*Objective*. Copy out all the records, word for word.

-----

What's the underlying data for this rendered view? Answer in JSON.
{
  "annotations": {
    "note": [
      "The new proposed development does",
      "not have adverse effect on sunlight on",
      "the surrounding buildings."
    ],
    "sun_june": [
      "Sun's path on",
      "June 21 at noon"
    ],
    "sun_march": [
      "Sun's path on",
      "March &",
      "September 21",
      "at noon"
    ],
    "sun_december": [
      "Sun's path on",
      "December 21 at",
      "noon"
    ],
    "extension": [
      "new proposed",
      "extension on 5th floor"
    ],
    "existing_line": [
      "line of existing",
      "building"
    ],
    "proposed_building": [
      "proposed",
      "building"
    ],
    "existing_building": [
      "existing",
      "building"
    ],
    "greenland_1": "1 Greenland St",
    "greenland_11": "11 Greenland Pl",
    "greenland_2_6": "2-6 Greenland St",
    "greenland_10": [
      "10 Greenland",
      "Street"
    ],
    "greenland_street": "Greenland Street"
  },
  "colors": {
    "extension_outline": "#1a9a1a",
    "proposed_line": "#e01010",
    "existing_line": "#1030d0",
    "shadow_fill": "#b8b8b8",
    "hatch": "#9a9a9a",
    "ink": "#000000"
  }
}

-----

*Correct response*.
What's the underlying data for this rendered view? Answer in JSON.
{
  "annotations": {
    "note": [
      "The new proposed development does",
      "not have adverse effect on sunlight on",
      "the surrounding buildings."
    ],
    "sun_june": [
      "Sun's path on",
      "June 21 at noon"
    ],
    "sun_march": [
      "Sun's path on",
      "March &",
      "September 21",
      "at noon"
    ],
    "sun_december": [
      "Sun's path on",
      "December 21 at",
      "noon"
    ],
    "extension": [
      "new proposed",
      "extension on 5th floor"
    ],
    "existing_line": [
      "line of existing",
      "building"
    ],
    "proposed_building": [
      "proposed",
      "building"
    ],
    "existing_building": [
      "existing",
      "building"
    ],
    "greenland_1": "1 Greenland St",
    "greenland_11": "11 Greenland Pl",
    "greenland_2_6": "2-6 Greenland St",
    "greenland_10": [
      "10 Greenland",
      "Street"
    ],
    "greenland_street": "Greenland Street"
  },
  "colors": {
    "extension_outline": "#1a9a1a",
    "proposed_line": "#e01010",
    "existing_line": "#1030d0",
    "shadow_fill": "#b8b8b8",
    "hatch": "#9a9a9a",
    "ink": "#000000"
  }
}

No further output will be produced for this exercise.